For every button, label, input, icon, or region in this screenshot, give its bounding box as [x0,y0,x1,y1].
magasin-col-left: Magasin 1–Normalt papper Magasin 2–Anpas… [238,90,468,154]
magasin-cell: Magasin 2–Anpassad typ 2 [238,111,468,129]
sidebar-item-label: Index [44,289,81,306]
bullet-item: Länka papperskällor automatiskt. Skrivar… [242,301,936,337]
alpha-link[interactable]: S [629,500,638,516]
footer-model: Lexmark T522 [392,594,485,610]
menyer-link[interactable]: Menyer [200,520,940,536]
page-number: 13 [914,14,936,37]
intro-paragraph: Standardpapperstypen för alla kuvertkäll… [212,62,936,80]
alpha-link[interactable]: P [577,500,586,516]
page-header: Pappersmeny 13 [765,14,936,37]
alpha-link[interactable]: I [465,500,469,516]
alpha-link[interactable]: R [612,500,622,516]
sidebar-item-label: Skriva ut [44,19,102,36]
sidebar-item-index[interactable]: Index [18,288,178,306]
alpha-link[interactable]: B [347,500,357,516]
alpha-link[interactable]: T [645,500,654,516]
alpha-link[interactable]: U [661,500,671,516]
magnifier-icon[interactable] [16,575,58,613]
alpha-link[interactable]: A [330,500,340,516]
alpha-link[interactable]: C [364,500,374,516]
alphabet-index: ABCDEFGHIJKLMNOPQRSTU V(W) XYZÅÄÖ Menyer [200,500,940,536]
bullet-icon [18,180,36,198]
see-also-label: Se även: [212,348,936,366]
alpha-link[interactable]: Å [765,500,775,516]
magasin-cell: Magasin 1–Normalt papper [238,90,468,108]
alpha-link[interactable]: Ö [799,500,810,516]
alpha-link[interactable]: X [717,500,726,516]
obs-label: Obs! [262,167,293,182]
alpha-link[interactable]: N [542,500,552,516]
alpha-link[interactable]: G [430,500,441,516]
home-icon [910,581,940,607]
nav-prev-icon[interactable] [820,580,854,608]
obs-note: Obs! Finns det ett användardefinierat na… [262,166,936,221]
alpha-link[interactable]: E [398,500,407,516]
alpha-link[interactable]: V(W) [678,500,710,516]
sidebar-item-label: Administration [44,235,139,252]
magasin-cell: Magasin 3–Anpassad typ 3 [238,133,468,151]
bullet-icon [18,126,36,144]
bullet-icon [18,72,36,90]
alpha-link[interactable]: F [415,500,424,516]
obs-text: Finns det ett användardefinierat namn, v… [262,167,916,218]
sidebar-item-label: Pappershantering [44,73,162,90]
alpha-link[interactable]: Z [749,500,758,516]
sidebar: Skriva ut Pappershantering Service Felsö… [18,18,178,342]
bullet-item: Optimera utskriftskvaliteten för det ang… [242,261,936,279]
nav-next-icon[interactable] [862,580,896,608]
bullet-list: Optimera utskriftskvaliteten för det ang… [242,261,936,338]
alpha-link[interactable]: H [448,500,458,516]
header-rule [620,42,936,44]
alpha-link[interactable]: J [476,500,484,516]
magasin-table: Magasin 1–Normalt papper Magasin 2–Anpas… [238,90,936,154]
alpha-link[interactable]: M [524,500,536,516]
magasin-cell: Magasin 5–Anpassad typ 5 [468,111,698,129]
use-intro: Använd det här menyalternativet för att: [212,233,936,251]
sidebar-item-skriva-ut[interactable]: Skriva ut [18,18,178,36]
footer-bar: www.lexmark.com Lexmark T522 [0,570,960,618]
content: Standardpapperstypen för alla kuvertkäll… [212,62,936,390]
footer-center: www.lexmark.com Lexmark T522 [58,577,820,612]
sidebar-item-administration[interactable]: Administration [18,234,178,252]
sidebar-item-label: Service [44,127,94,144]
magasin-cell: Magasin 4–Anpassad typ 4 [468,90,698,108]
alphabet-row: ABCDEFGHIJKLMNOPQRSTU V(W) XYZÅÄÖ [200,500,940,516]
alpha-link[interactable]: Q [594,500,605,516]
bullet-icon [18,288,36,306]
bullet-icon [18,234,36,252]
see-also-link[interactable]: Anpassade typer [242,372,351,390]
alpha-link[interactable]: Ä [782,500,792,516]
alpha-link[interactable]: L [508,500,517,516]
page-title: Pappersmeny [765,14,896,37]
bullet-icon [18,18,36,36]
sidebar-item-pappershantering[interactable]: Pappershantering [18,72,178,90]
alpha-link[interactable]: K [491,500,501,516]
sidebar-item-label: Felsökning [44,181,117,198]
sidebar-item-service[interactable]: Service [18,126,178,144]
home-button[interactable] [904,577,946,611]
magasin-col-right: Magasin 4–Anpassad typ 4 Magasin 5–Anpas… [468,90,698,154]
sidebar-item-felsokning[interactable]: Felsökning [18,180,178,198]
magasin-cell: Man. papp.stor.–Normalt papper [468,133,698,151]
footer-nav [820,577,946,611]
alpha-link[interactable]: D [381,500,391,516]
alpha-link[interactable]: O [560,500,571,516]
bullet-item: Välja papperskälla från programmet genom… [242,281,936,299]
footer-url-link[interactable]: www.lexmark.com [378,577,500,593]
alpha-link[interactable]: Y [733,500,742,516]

★ ★ ★

__The problem__
Would you please give back all of the material above exactly as it stands?

__Final answer__
For every button, label, input, icon, or region in this screenshot, give its bounding box as [x0,y0,x1,y1].
magasin-col-left: Magasin 1–Normalt papper Magasin 2–Anpas… [238,90,468,154]
magasin-cell: Magasin 2–Anpassad typ 2 [238,111,468,129]
sidebar-item-label: Index [44,289,81,306]
bullet-item: Länka papperskällor automatiskt. Skrivar… [242,301,936,337]
alpha-link[interactable]: S [629,500,638,516]
footer-model: Lexmark T522 [392,594,485,610]
menyer-link[interactable]: Menyer [200,520,940,536]
page-number: 13 [914,14,936,37]
intro-paragraph: Standardpapperstypen för alla kuvertkäll… [212,62,936,80]
alpha-link[interactable]: P [577,500,586,516]
page-header: Pappersmeny 13 [765,14,936,37]
alpha-link[interactable]: I [465,500,469,516]
alpha-link[interactable]: R [612,500,622,516]
sidebar-item-label: Skriva ut [44,19,102,36]
sidebar-item-index[interactable]: Index [18,288,178,306]
alpha-link[interactable]: B [347,500,357,516]
alpha-link[interactable]: T [645,500,654,516]
alpha-link[interactable]: U [661,500,671,516]
magnifier-icon[interactable] [16,575,58,613]
alpha-link[interactable]: A [330,500,340,516]
alpha-link[interactable]: C [364,500,374,516]
alphabet-index: ABCDEFGHIJKLMNOPQRSTU V(W) XYZÅÄÖ Menyer [200,500,940,536]
bullet-icon [18,180,36,198]
see-also-label: Se även: [212,348,936,366]
alpha-link[interactable]: Å [765,500,775,516]
magasin-cell: Magasin 1–Normalt papper [238,90,468,108]
alpha-link[interactable]: Ö [799,500,810,516]
alpha-link[interactable]: X [717,500,726,516]
obs-label: Obs! [262,167,293,182]
alpha-link[interactable]: N [542,500,552,516]
alpha-link[interactable]: G [430,500,441,516]
home-icon [910,581,940,607]
nav-prev-icon[interactable] [820,580,854,608]
obs-note: Obs! Finns det ett användardefinierat na… [262,166,936,221]
alpha-link[interactable]: E [398,500,407,516]
alpha-link[interactable]: V(W) [678,500,710,516]
sidebar-item-label: Administration [44,235,139,252]
magasin-cell: Magasin 3–Anpassad typ 3 [238,133,468,151]
bullet-icon [18,126,36,144]
bullet-icon [18,72,36,90]
alpha-link[interactable]: F [415,500,424,516]
obs-text: Finns det ett användardefinierat namn, v… [262,167,916,218]
sidebar-item-label: Pappershantering [44,73,162,90]
alpha-link[interactable]: Z [749,500,758,516]
sidebar: Skriva ut Pappershantering Service Felsö… [18,18,178,342]
bullet-item: Optimera utskriftskvaliteten för det ang… [242,261,936,279]
nav-next-icon[interactable] [862,580,896,608]
bullet-list: Optimera utskriftskvaliteten för det ang… [242,261,936,338]
alpha-link[interactable]: H [448,500,458,516]
header-rule [620,42,936,44]
alpha-link[interactable]: J [476,500,484,516]
magasin-table: Magasin 1–Normalt papper Magasin 2–Anpas… [238,90,936,154]
alpha-link[interactable]: M [524,500,536,516]
magasin-cell: Magasin 5–Anpassad typ 5 [468,111,698,129]
use-intro: Använd det här menyalternativet för att: [212,233,936,251]
sidebar-item-skriva-ut[interactable]: Skriva ut [18,18,178,36]
footer-bar: www.lexmark.com Lexmark T522 [0,570,960,618]
content: Standardpapperstypen för alla kuvertkäll… [212,62,936,390]
footer-center: www.lexmark.com Lexmark T522 [58,577,820,612]
sidebar-item-administration[interactable]: Administration [18,234,178,252]
sidebar-item-label: Service [44,127,94,144]
magasin-cell: Magasin 4–Anpassad typ 4 [468,90,698,108]
alphabet-row: ABCDEFGHIJKLMNOPQRSTU V(W) XYZÅÄÖ [200,500,940,516]
alpha-link[interactable]: Q [594,500,605,516]
bullet-icon [18,288,36,306]
bullet-icon [18,234,36,252]
see-also-link[interactable]: Anpassade typer [242,372,351,390]
alpha-link[interactable]: Ä [782,500,792,516]
alpha-link[interactable]: L [508,500,517,516]
page-title: Pappersmeny [765,14,896,37]
bullet-icon [18,18,36,36]
sidebar-item-pappershantering[interactable]: Pappershantering [18,72,178,90]
alpha-link[interactable]: K [491,500,501,516]
sidebar-item-label: Felsökning [44,181,117,198]
sidebar-item-service[interactable]: Service [18,126,178,144]
home-button[interactable] [904,577,946,611]
magasin-col-right: Magasin 4–Anpassad typ 4 Magasin 5–Anpas… [468,90,698,154]
sidebar-item-felsokning[interactable]: Felsökning [18,180,178,198]
magasin-cell: Man. papp.stor.–Normalt papper [468,133,698,151]
footer-nav [820,577,946,611]
alpha-link[interactable]: D [381,500,391,516]
alpha-link[interactable]: O [560,500,571,516]
bullet-item: Välja papperskälla från programmet genom… [242,281,936,299]
footer-url-link[interactable]: www.lexmark.com [378,577,500,593]
alpha-link[interactable]: Y [733,500,742,516]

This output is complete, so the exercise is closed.